-- WHAT IS BEING ASKED --
Which lines include the word "this"? Copy each of them.

-- GIVEN DATA --
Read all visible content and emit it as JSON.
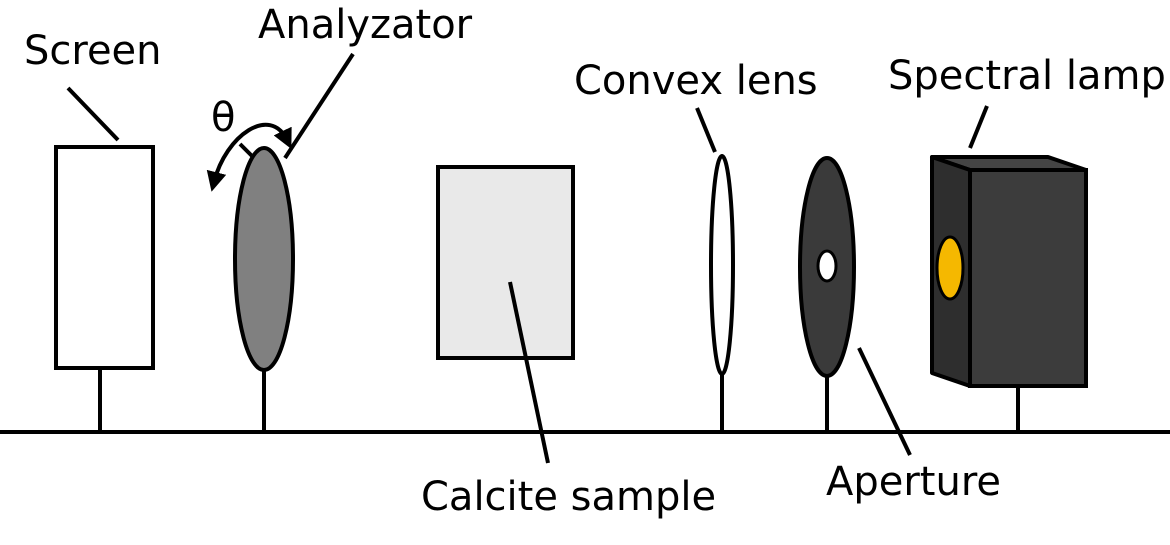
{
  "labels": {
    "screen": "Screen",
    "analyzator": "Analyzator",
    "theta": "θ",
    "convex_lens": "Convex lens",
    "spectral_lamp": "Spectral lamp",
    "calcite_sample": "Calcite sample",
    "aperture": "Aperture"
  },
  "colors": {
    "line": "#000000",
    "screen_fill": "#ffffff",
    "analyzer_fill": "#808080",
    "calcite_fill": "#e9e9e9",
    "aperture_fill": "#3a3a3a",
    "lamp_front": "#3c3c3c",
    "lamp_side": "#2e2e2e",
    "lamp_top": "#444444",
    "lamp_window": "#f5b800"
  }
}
==
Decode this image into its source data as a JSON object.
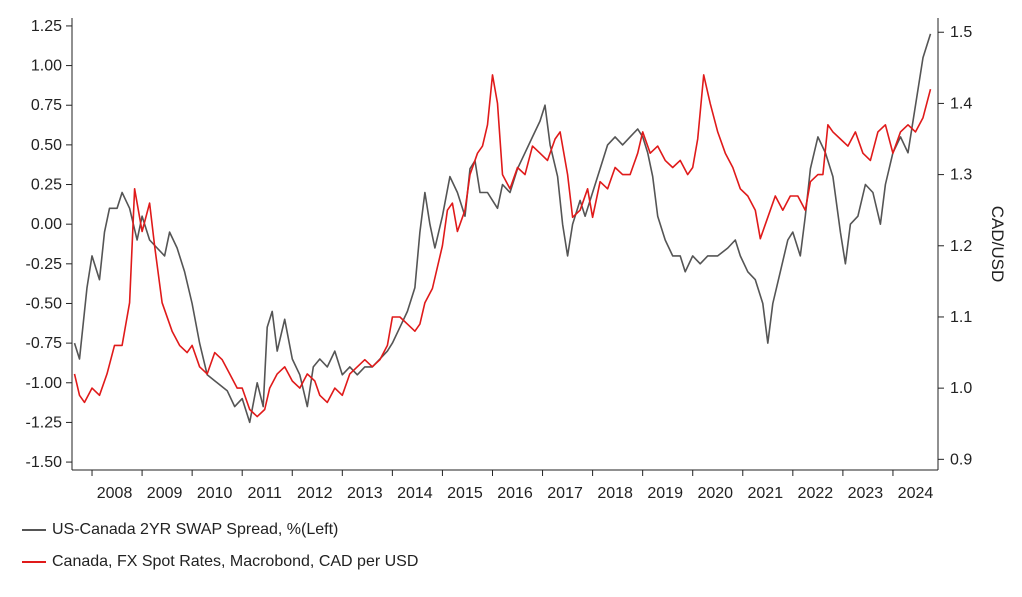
--
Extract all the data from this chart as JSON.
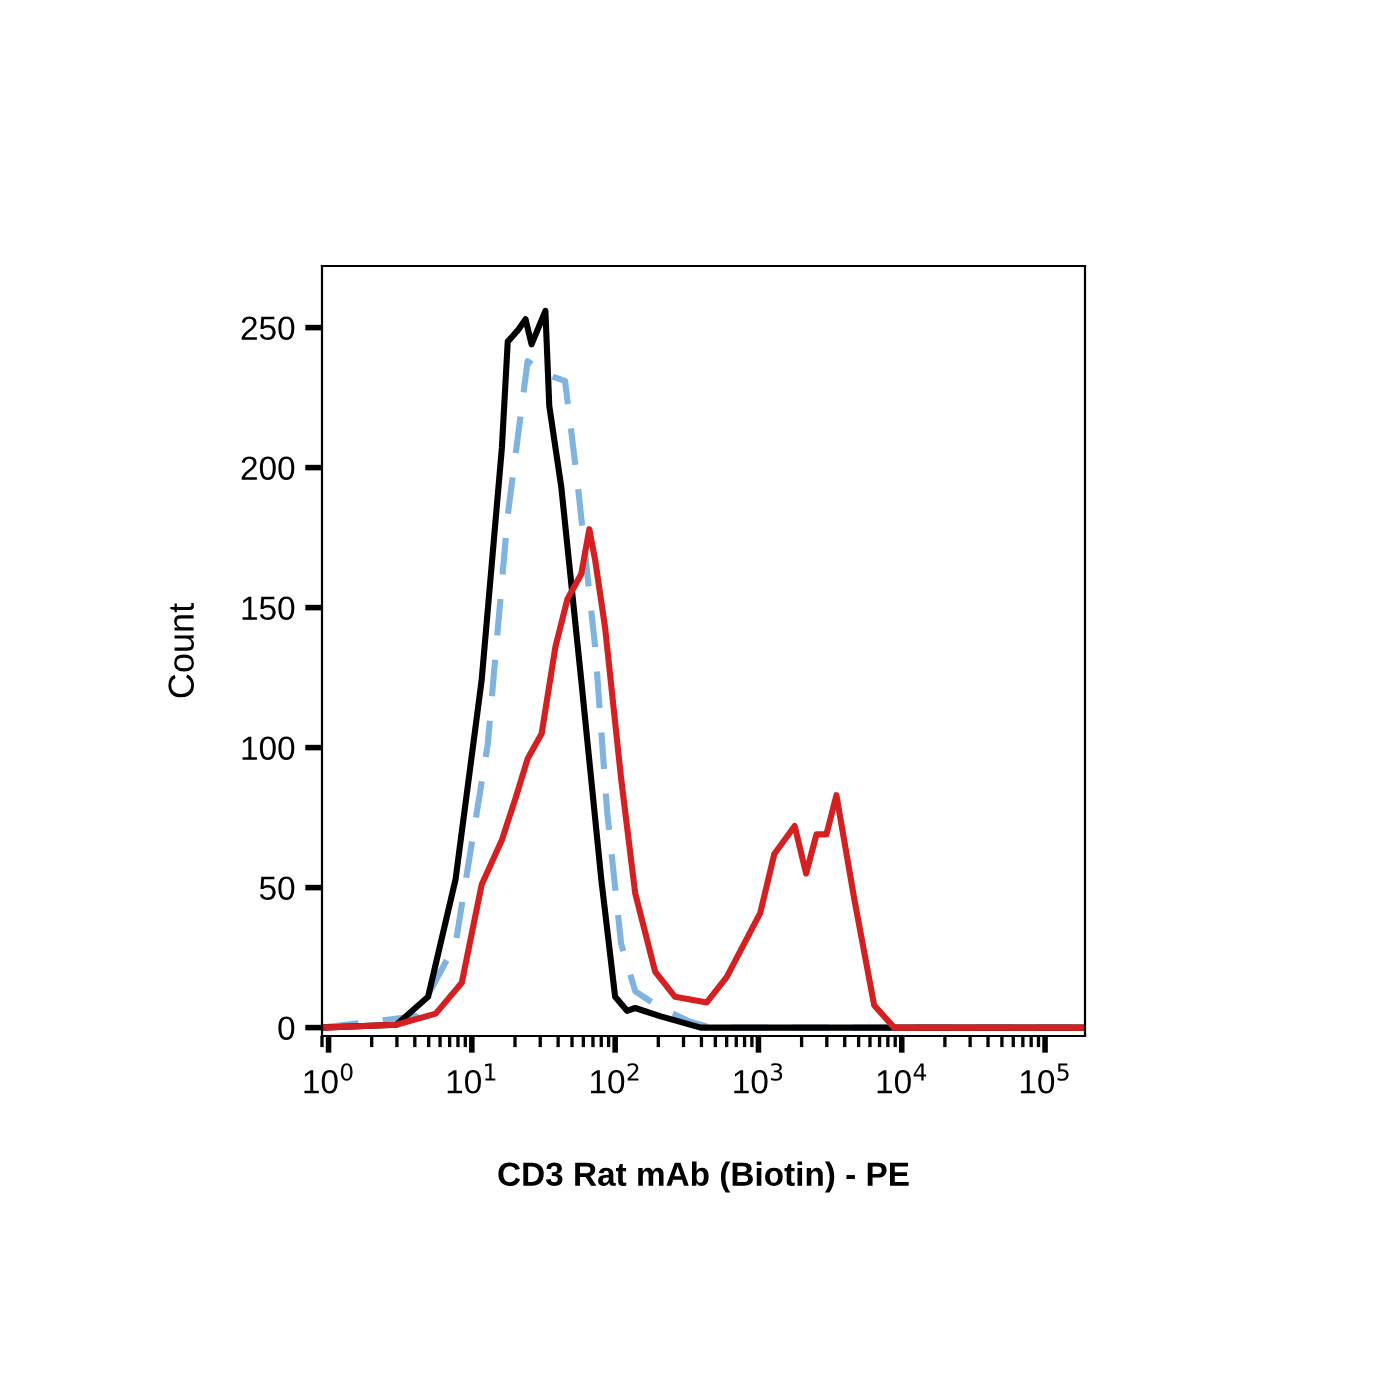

-- REPLY --
Decode this image into its source data as a JSON object.
Extract all the data from this chart as JSON.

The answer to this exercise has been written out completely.